What is required
Provide nothing but the number of lines containing the string "Embedded".

Given information
•••••

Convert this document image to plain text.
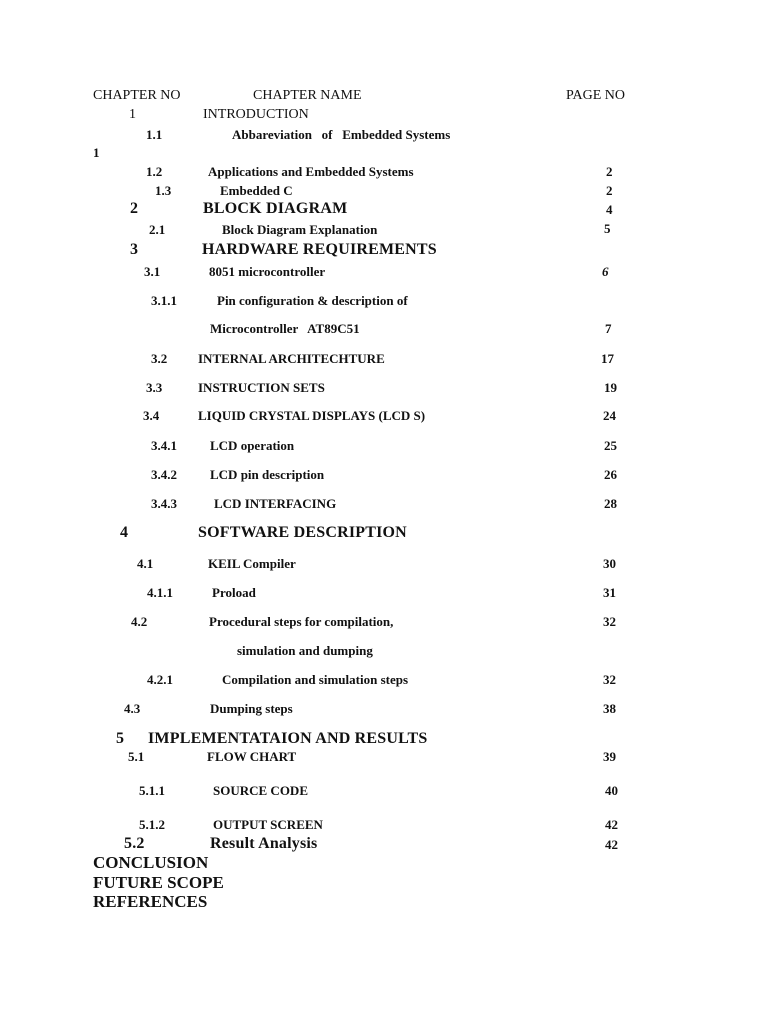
CHAPTER NO	CHAPTER NAME	PAGE NO
1	INTRODUCTION
1.1	Abbareviation   of   Embedded Systems
1
1.2	Applications and Embedded Systems	2
1.3	Embedded C	2
2	BLOCK DIAGRAM	4
2.1	Block Diagram Explanation	5
3	HARDWARE REQUIREMENTS
3.1	8051 microcontroller	6
3.1.1	Pin configuration & description of
Microcontroller   AT89C51	7
3.2 INTERNAL ARCHITECHTURE	17
3.3	INSTRUCTION SETS	19
3.4	LIQUID CRYSTAL DISPLAYS (LCD S)	24
3.4.1	LCD operation	25
3.4.2	LCD pin description	26
3.4.3	LCD INTERFACING	28
4	SOFTWARE DESCRIPTION
4.1	KEIL Compiler	30
4.1.1	Proload	31
4.2	Procedural steps for compilation,	32
simulation and dumping
4.2.1	Compilation and simulation steps	32
4.3	Dumping steps	38
5 IMPLEMENTATAION AND RESULTS
5.1	FLOW CHART	39
5.1.1	SOURCE CODE	40
5.1.2	OUTPUT SCREEN	42
5.2	Result Analysis	42
CONCLUSION
FUTURE SCOPE
REFERENCES
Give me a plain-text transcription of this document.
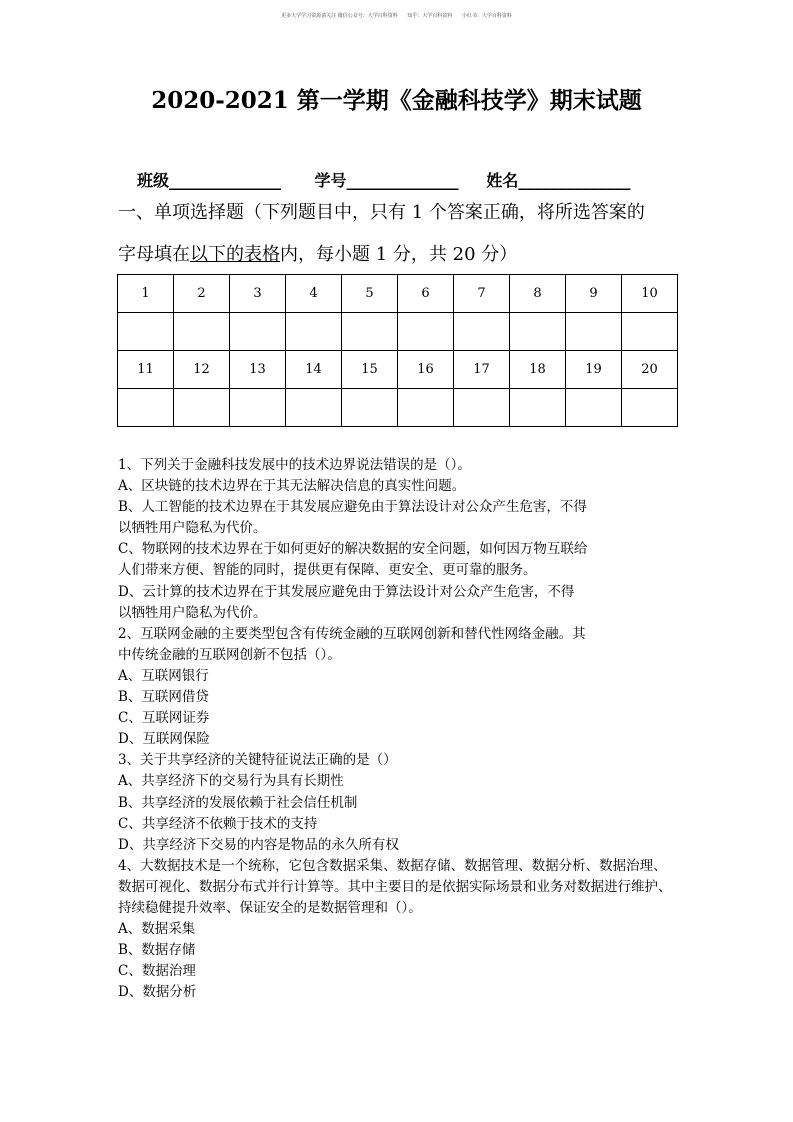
更多大学学习资源请关注 微信公众号：大学百科资料      知乎：大学百科资料      小红书：大学百科资料
2020-2021 第一学期《金融科技学》期末试题
班级______________ 学号______________ 姓名______________
一、单项选择题（下列题目中，只有 1 个答案正确，将所选答案的
字母填在以下的表格内，每小题 1 分，共 20 分）
1	2	3	4	5	6	7	8	9	10

11	12	13	14	15	16	17	18	19	20

1、下列关于金融科技发展中的技术边界说法错误的是（）。
A、区块链的技术边界在于其无法解决信息的真实性问题。
B、人工智能的技术边界在于其发展应避免由于算法设计对公众产生危害，不得
以牺牲用户隐私为代价。
C、物联网的技术边界在于如何更好的解决数据的安全问题，如何因万物互联给
人们带来方便、智能的同时，提供更有保障、更安全、更可靠的服务。
D、云计算的技术边界在于其发展应避免由于算法设计对公众产生危害，不得
以牺牲用户隐私为代价。
2、互联网金融的主要类型包含有传统金融的互联网创新和替代性网络金融。其
中传统金融的互联网创新不包括（）。
A、互联网银行
B、互联网借贷
C、互联网证券
D、互联网保险
3、关于共享经济的关键特征说法正确的是（）
A、共享经济下的交易行为具有长期性
B、共享经济的发展依赖于社会信任机制
C、共享经济不依赖于技术的支持
D、共享经济下交易的内容是物品的永久所有权
4、大数据技术是一个统称，它包含数据采集、数据存储、数据管理、数据分析、数据治理、
数据可视化、数据分布式并行计算等。其中主要目的是依据实际场景和业务对数据进行维护、
持续稳健提升效率、保证安全的是数据管理和（）。
A、数据采集
B、数据存储
C、数据治理
D、数据分析
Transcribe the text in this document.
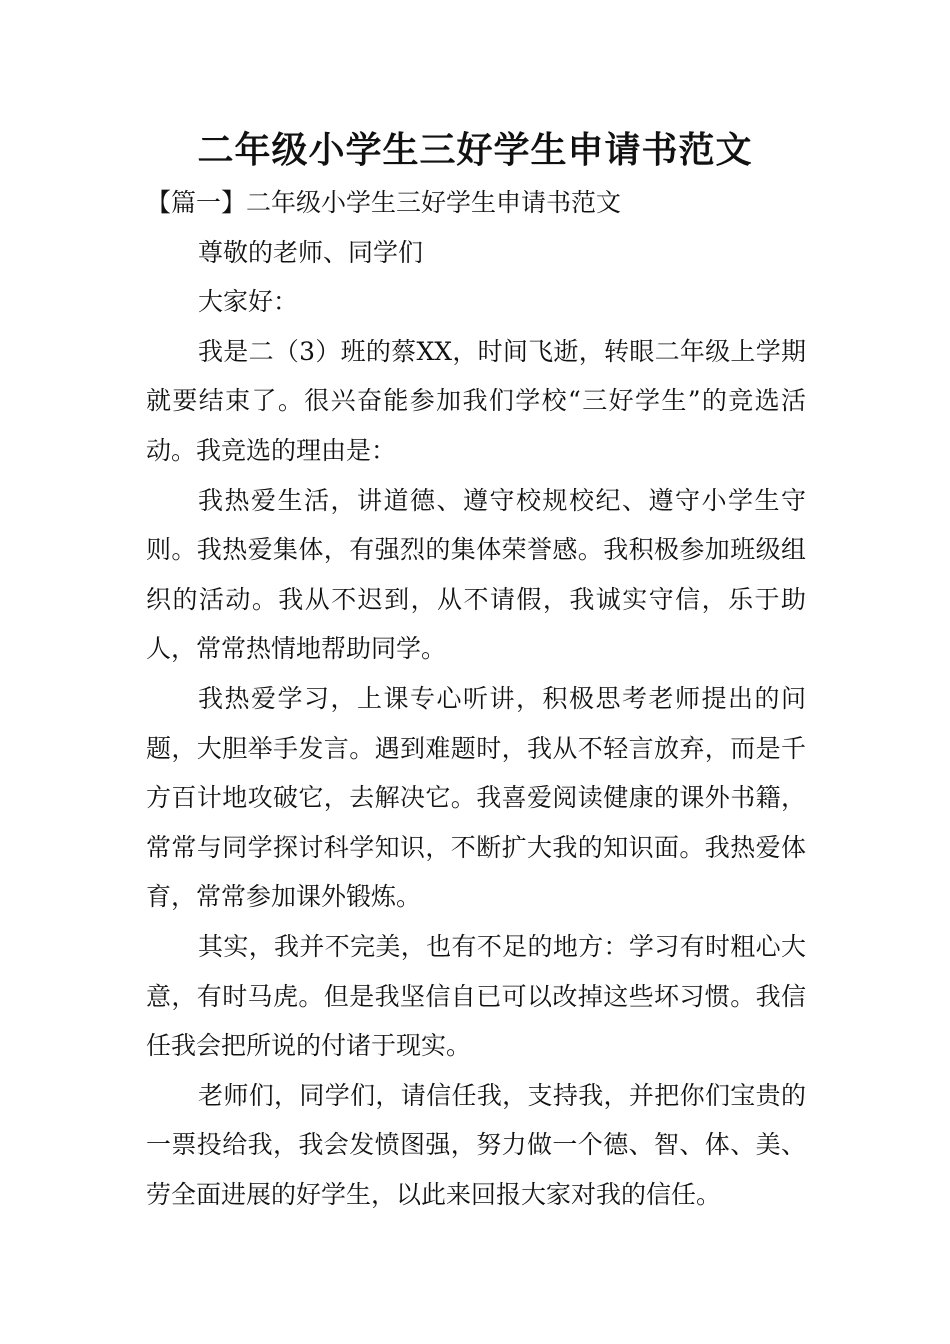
二年级小学生三好学生申请书范文

【篇一】二年级小学生三好学生申请书范文

尊敬的老师、同学们

大家好：

我是二（3）班的蔡XX，时间飞逝，转眼二年级上学期就要结束了。很兴奋能参加我们学校“三好学生”的竞选活动。我竞选的理由是：

我热爱生活，讲道德、遵守校规校纪、遵守小学生守则。我热爱集体，有强烈的集体荣誉感。我积极参加班级组织的活动。我从不迟到，从不请假，我诚实守信，乐于助人，常常热情地帮助同学。

我热爱学习，上课专心听讲，积极思考老师提出的问题，大胆举手发言。遇到难题时，我从不轻言放弃，而是千方百计地攻破它，去解决它。我喜爱阅读健康的课外书籍，常常与同学探讨科学知识，不断扩大我的知识面。我热爱体育，常常参加课外锻炼。

其实，我并不完美，也有不足的地方：学习有时粗心大意，有时马虎。但是我坚信自已可以改掉这些坏习惯。我信任我会把所说的付诸于现实。

老师们，同学们，请信任我，支持我，并把你们宝贵的一票投给我，我会发愤图强，努力做一个德、智、体、美、劳全面进展的好学生，以此来回报大家对我的信任。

•••••

Solution
3